→ **What the task asks**
Which lines of the records contain "quod"? Collect every one of them.

→ **Materials provided**
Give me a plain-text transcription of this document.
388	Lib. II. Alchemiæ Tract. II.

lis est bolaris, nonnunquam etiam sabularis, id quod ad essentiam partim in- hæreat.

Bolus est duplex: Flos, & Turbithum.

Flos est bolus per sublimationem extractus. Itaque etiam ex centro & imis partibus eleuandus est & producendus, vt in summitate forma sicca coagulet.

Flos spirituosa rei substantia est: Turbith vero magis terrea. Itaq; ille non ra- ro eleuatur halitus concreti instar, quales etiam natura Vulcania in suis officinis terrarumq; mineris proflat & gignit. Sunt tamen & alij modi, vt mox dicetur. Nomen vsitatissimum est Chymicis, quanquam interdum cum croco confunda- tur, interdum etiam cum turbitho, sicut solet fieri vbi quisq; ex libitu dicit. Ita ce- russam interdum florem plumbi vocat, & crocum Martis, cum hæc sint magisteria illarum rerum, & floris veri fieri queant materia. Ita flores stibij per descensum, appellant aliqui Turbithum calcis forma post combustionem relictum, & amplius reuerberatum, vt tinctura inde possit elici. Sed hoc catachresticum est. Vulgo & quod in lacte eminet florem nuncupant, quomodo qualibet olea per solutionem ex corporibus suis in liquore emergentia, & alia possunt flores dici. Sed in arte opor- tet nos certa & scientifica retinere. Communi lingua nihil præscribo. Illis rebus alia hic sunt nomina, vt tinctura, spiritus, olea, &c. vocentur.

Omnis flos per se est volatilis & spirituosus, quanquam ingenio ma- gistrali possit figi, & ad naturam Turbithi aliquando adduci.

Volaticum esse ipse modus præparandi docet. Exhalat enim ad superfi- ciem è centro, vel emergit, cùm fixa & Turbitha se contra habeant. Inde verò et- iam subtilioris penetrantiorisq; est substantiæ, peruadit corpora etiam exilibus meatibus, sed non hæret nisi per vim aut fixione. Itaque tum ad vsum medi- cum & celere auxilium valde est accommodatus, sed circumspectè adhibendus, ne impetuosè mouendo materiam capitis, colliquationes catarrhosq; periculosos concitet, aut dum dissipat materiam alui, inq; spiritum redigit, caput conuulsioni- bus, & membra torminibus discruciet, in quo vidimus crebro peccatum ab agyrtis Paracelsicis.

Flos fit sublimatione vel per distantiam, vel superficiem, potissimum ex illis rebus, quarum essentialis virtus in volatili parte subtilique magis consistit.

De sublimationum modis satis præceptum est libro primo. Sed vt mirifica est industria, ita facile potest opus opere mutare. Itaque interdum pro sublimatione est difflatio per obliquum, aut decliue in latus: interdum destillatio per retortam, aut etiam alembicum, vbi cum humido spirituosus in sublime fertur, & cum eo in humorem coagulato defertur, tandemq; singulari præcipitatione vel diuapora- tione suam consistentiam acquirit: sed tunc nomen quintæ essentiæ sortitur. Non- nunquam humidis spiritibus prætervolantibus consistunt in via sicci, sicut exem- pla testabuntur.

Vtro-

→ **Complete answer**
lis est bolaris, nonnunquam etiam sabularis, id quod ad essentiam partim in- hæreat.
Flos spirituosa rei substantia est: Turbith vero magis terrea. Itaq; ille non ra- ro eleuatur halitus concreti instar, quales etiam natura Vulcania in suis officinis terrarumq; mineris proflat & gignit. Sunt tamen & alij modi, vt mox dicetur. Nomen vsitatissimum est Chymicis, quanquam interdum cum croco confunda- tur, interdum etiam cum turbitho, sicut solet fieri vbi quisq; ex libitu dicit. Ita ce- russam interdum florem plumbi vocat, & crocum Martis, cum hæc sint magisteria illarum rerum, & floris veri fieri queant materia. Ita flores stibij per descensum, appellant aliqui Turbithum calcis forma post combustionem relictum, & amplius reuerberatum, vt tinctura inde possit elici. Sed hoc catachresticum est. Vulgo & quod in lacte eminet florem nuncupant, quomodo qualibet olea per solutionem ex corporibus suis in liquore emergentia, & alia possunt flores dici. Sed in arte opor- tet nos certa & scientifica retinere. Communi lingua nihil præscribo. Illis rebus alia hic sunt nomina, vt tinctura, spiritus, olea, &c. vocentur.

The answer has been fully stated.